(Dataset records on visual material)
************
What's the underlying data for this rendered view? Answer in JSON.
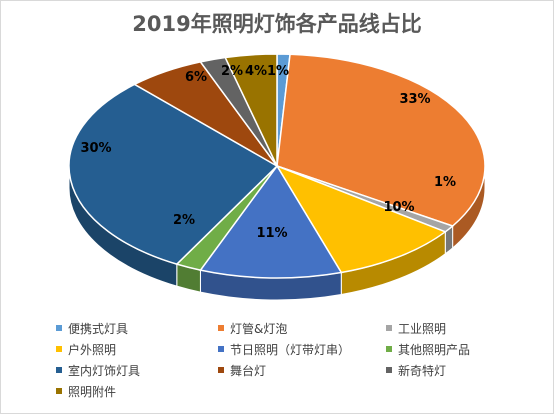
{
  "chart_data": {
    "type": "pie",
    "title": "2019年照明灯饰各产品线占比",
    "series": [
      {
        "name": "便携式灯具",
        "value": 1,
        "label": "1%",
        "color": "#5B9BD5"
      },
      {
        "name": "灯管&灯泡",
        "value": 33,
        "label": "33%",
        "color": "#ED7D31"
      },
      {
        "name": "工业照明",
        "value": 1,
        "label": "1%",
        "color": "#A5A5A5"
      },
      {
        "name": "户外照明",
        "value": 10,
        "label": "10%",
        "color": "#FFC000"
      },
      {
        "name": "节日照明（灯带灯串）",
        "value": 11,
        "label": "11%",
        "color": "#4472C4"
      },
      {
        "name": "其他照明产品",
        "value": 2,
        "label": "2%",
        "color": "#70AD47"
      },
      {
        "name": "室内灯饰灯具",
        "value": 30,
        "label": "30%",
        "color": "#255E91"
      },
      {
        "name": "舞台灯",
        "value": 6,
        "label": "6%",
        "color": "#9E480E"
      },
      {
        "name": "新奇特灯",
        "value": 2,
        "label": "2%",
        "color": "#636363"
      },
      {
        "name": "照明附件",
        "value": 4,
        "label": "4%",
        "color": "#997300"
      }
    ],
    "style": "3d-pie",
    "legend_position": "bottom"
  }
}
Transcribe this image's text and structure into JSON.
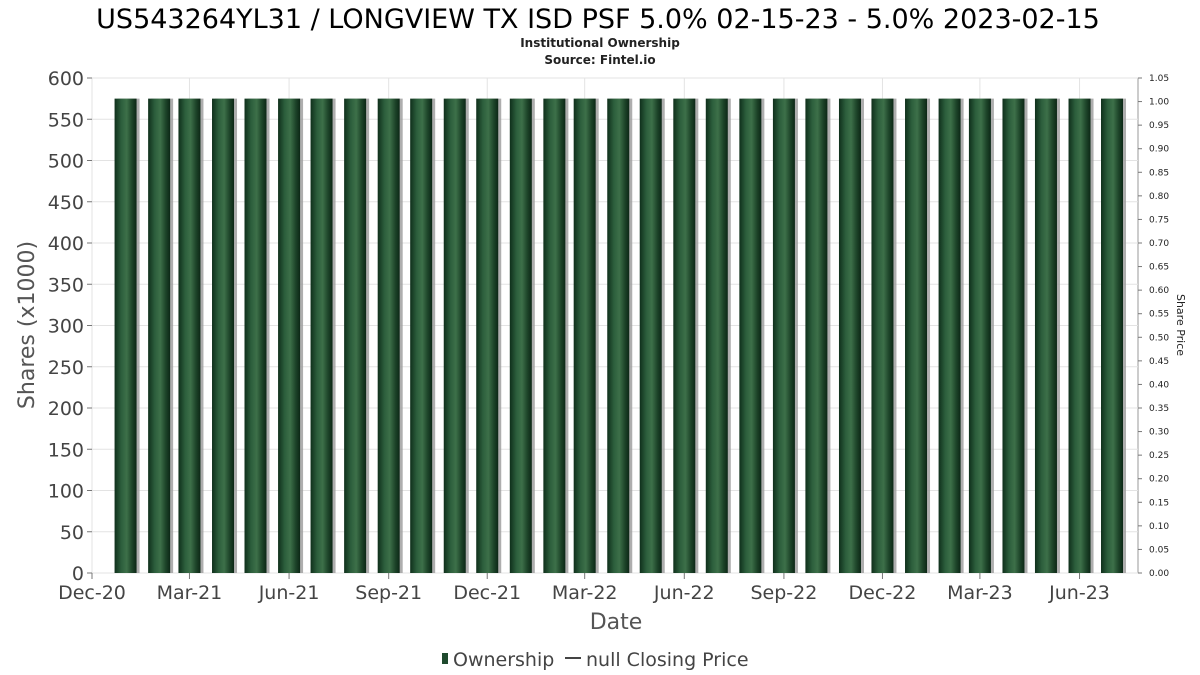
{
  "chart_data": {
    "type": "bar",
    "title": "US543264YL31 / LONGVIEW TX ISD PSF 5.0% 02-15-23 - 5.0% 2023-02-15",
    "subtitle_lines": [
      "Institutional Ownership",
      "Source: Fintel.io"
    ],
    "xlabel": "Date",
    "ylabel": "Shares (x1000)",
    "y2label": "Share Price",
    "ylim": [
      0,
      600
    ],
    "y2lim": [
      0,
      1.05
    ],
    "yticks": [
      "0",
      "50",
      "100",
      "150",
      "200",
      "250",
      "300",
      "350",
      "400",
      "450",
      "500",
      "550",
      "600"
    ],
    "y2ticks": [
      "0.00",
      "0.05",
      "0.10",
      "0.15",
      "0.20",
      "0.25",
      "0.30",
      "0.35",
      "0.40",
      "0.45",
      "0.50",
      "0.55",
      "0.60",
      "0.65",
      "0.70",
      "0.75",
      "0.80",
      "0.85",
      "0.90",
      "0.95",
      "1.00",
      "1.05"
    ],
    "xtick_labels": [
      "Dec-20",
      "Mar-21",
      "Jun-21",
      "Sep-21",
      "Dec-21",
      "Mar-22",
      "Jun-22",
      "Sep-22",
      "Dec-22",
      "Mar-23",
      "Jun-23"
    ],
    "xlim": [
      "2020-12-01",
      "2023-07-25"
    ],
    "xtick_dates": [
      "2020-12-01",
      "2021-03-01",
      "2021-06-01",
      "2021-09-01",
      "2021-12-01",
      "2022-03-01",
      "2022-06-01",
      "2022-09-01",
      "2022-12-01",
      "2023-03-01",
      "2023-06-01"
    ],
    "series": [
      {
        "name": "Ownership",
        "x": [
          "2021-01-01",
          "2021-02-01",
          "2021-03-01",
          "2021-04-01",
          "2021-05-01",
          "2021-06-01",
          "2021-07-01",
          "2021-08-01",
          "2021-09-01",
          "2021-10-01",
          "2021-11-01",
          "2021-12-01",
          "2022-01-01",
          "2022-02-01",
          "2022-03-01",
          "2022-04-01",
          "2022-05-01",
          "2022-06-01",
          "2022-07-01",
          "2022-08-01",
          "2022-09-01",
          "2022-10-01",
          "2022-11-01",
          "2022-12-01",
          "2023-01-01",
          "2023-02-01",
          "2023-03-01",
          "2023-04-01",
          "2023-05-01",
          "2023-06-01",
          "2023-07-01"
        ],
        "values": [
          575,
          575,
          575,
          575,
          575,
          575,
          575,
          575,
          575,
          575,
          575,
          575,
          575,
          575,
          575,
          575,
          575,
          575,
          575,
          575,
          575,
          575,
          575,
          575,
          575,
          575,
          575,
          575,
          575,
          575,
          575
        ],
        "color": "#1f4a2e"
      },
      {
        "name": "null Closing Price",
        "values": []
      }
    ],
    "grid": true,
    "legend_position": "bottom"
  }
}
************
▸ **Exercise description**
Search the entries for "Ownership" and copy out each line that has it.

▸ **Full output**
      "Institutional Ownership",
        "name": "Ownership",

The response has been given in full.